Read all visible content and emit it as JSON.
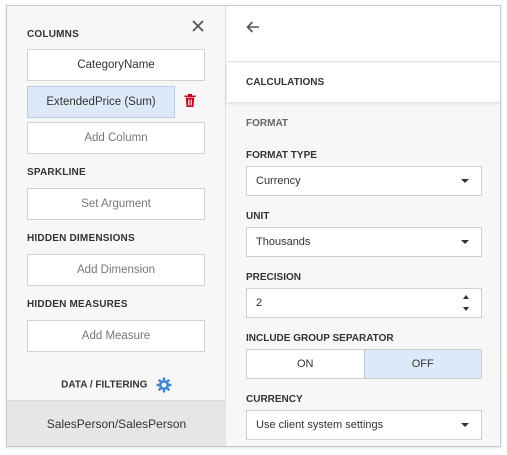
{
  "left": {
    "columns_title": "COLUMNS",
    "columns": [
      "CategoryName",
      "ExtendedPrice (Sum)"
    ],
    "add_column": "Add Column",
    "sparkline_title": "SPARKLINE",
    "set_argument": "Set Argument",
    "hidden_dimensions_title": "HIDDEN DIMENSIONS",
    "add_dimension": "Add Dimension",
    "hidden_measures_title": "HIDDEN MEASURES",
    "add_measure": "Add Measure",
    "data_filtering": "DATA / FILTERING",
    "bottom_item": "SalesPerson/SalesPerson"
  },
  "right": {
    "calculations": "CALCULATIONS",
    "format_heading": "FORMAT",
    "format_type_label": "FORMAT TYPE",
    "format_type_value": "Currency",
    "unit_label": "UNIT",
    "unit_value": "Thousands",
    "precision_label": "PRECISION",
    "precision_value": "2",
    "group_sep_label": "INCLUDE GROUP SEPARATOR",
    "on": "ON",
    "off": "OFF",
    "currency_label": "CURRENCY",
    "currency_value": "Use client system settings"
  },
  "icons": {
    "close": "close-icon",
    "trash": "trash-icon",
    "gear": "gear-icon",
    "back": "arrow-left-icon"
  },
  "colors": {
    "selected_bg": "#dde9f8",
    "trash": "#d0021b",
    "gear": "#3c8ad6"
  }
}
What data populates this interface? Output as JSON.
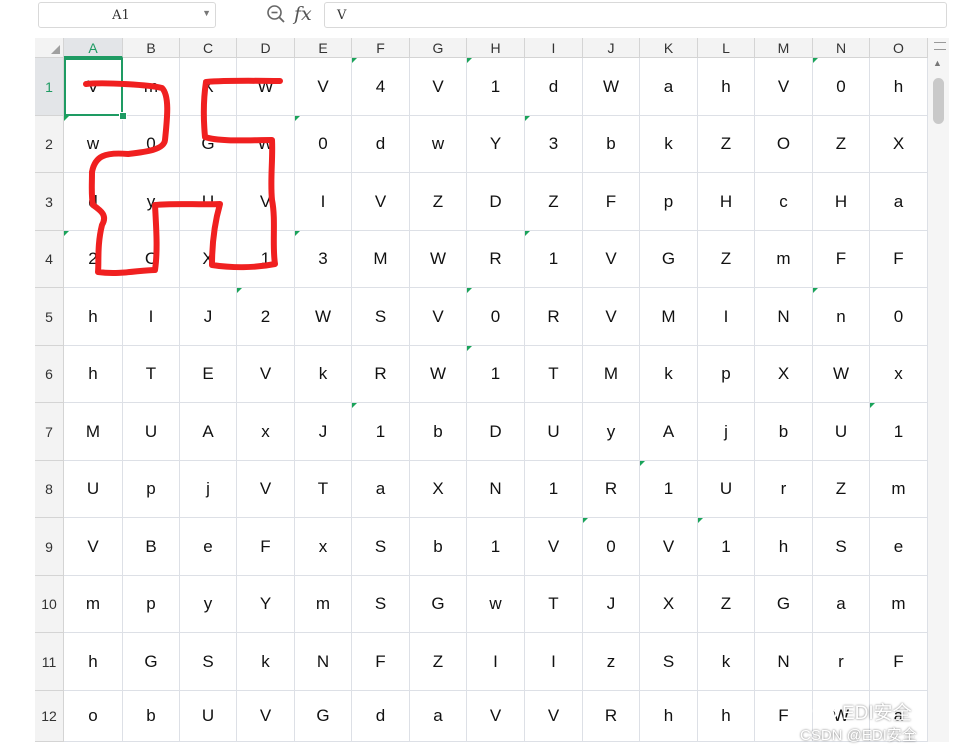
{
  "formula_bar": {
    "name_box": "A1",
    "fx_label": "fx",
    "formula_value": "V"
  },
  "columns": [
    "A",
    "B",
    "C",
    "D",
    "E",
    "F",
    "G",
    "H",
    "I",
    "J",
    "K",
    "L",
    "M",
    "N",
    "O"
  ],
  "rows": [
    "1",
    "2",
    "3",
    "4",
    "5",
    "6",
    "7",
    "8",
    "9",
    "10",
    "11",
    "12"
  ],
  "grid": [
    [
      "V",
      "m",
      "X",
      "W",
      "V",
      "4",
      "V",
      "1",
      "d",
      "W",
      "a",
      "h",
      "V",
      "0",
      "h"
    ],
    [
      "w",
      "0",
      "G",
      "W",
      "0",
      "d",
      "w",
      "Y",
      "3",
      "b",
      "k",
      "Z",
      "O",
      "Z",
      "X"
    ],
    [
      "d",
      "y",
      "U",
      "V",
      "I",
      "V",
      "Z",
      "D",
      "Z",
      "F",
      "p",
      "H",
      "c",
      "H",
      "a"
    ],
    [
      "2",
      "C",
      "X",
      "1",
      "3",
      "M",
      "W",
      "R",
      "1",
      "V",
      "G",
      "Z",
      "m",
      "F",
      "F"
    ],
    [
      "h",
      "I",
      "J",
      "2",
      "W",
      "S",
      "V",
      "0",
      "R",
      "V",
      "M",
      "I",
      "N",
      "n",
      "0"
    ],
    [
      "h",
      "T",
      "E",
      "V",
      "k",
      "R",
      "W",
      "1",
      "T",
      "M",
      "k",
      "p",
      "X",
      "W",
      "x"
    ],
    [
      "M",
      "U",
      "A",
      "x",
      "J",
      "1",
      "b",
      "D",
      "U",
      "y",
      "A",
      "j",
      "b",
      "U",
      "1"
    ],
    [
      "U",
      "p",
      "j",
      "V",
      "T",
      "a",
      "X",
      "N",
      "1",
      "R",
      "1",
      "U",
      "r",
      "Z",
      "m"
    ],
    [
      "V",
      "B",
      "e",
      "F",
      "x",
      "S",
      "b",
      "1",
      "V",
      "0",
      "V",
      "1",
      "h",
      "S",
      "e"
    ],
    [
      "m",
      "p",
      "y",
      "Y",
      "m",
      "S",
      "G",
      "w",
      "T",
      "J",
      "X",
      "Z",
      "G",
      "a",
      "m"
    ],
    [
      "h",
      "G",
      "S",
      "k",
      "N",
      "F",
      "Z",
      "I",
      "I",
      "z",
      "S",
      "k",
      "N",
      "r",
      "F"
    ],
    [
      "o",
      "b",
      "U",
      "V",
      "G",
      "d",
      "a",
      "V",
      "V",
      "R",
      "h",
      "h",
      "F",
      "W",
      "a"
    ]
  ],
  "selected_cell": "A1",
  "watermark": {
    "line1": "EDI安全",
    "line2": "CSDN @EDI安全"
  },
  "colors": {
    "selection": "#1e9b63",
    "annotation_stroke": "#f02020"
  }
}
##############################
**Goal of the exercise:**
Exclude the pictures and repeat every other part of the records word for word.

**Result of this task:**
Read all visible content and emit it as JSON.
{
  "left": {
    "columns_title": "COLUMNS",
    "columns": [
      "CategoryName",
      "ExtendedPrice (Sum)"
    ],
    "add_column": "Add Column",
    "sparkline_title": "SPARKLINE",
    "set_argument": "Set Argument",
    "hidden_dimensions_title": "HIDDEN DIMENSIONS",
    "add_dimension": "Add Dimension",
    "hidden_measures_title": "HIDDEN MEASURES",
    "add_measure": "Add Measure",
    "data_filtering": "DATA / FILTERING",
    "bottom_item": "SalesPerson/SalesPerson"
  },
  "right": {
    "calculations": "CALCULATIONS",
    "format_heading": "FORMAT",
    "format_type_label": "FORMAT TYPE",
    "format_type_value": "Currency",
    "unit_label": "UNIT",
    "unit_value": "Thousands",
    "precision_label": "PRECISION",
    "precision_value": "2",
    "group_sep_label": "INCLUDE GROUP SEPARATOR",
    "on": "ON",
    "off": "OFF",
    "currency_label": "CURRENCY",
    "currency_value": "Use client system settings"
  },
  "icons": {
    "close": "close-icon",
    "trash": "trash-icon",
    "gear": "gear-icon",
    "back": "arrow-left-icon"
  },
  "colors": {
    "selected_bg": "#dde9f8",
    "trash": "#d0021b",
    "gear": "#3c8ad6"
  }
}
What data populates this interface? Output as JSON.
{
  "formula_bar": {
    "name_box": "A1",
    "fx_label": "fx",
    "formula_value": "V"
  },
  "columns": [
    "A",
    "B",
    "C",
    "D",
    "E",
    "F",
    "G",
    "H",
    "I",
    "J",
    "K",
    "L",
    "M",
    "N",
    "O"
  ],
  "rows": [
    "1",
    "2",
    "3",
    "4",
    "5",
    "6",
    "7",
    "8",
    "9",
    "10",
    "11",
    "12"
  ],
  "grid": [
    [
      "V",
      "m",
      "X",
      "W",
      "V",
      "4",
      "V",
      "1",
      "d",
      "W",
      "a",
      "h",
      "V",
      "0",
      "h"
    ],
    [
      "w",
      "0",
      "G",
      "W",
      "0",
      "d",
      "w",
      "Y",
      "3",
      "b",
      "k",
      "Z",
      "O",
      "Z",
      "X"
    ],
    [
      "d",
      "y",
      "U",
      "V",
      "I",
      "V",
      "Z",
      "D",
      "Z",
      "F",
      "p",
      "H",
      "c",
      "H",
      "a"
    ],
    [
      "2",
      "C",
      "X",
      "1",
      "3",
      "M",
      "W",
      "R",
      "1",
      "V",
      "G",
      "Z",
      "m",
      "F",
      "F"
    ],
    [
      "h",
      "I",
      "J",
      "2",
      "W",
      "S",
      "V",
      "0",
      "R",
      "V",
      "M",
      "I",
      "N",
      "n",
      "0"
    ],
    [
      "h",
      "T",
      "E",
      "V",
      "k",
      "R",
      "W",
      "1",
      "T",
      "M",
      "k",
      "p",
      "X",
      "W",
      "x"
    ],
    [
      "M",
      "U",
      "A",
      "x",
      "J",
      "1",
      "b",
      "D",
      "U",
      "y",
      "A",
      "j",
      "b",
      "U",
      "1"
    ],
    [
      "U",
      "p",
      "j",
      "V",
      "T",
      "a",
      "X",
      "N",
      "1",
      "R",
      "1",
      "U",
      "r",
      "Z",
      "m"
    ],
    [
      "V",
      "B",
      "e",
      "F",
      "x",
      "S",
      "b",
      "1",
      "V",
      "0",
      "V",
      "1",
      "h",
      "S",
      "e"
    ],
    [
      "m",
      "p",
      "y",
      "Y",
      "m",
      "S",
      "G",
      "w",
      "T",
      "J",
      "X",
      "Z",
      "G",
      "a",
      "m"
    ],
    [
      "h",
      "G",
      "S",
      "k",
      "N",
      "F",
      "Z",
      "I",
      "I",
      "z",
      "S",
      "k",
      "N",
      "r",
      "F"
    ],
    [
      "o",
      "b",
      "U",
      "V",
      "G",
      "d",
      "a",
      "V",
      "V",
      "R",
      "h",
      "h",
      "F",
      "W",
      "a"
    ]
  ],
  "selected_cell": "A1",
  "watermark": {
    "line1": "EDI安全",
    "line2": "CSDN @EDI安全"
  },
  "colors": {
    "selection": "#1e9b63",
    "annotation_stroke": "#f02020"
  }
}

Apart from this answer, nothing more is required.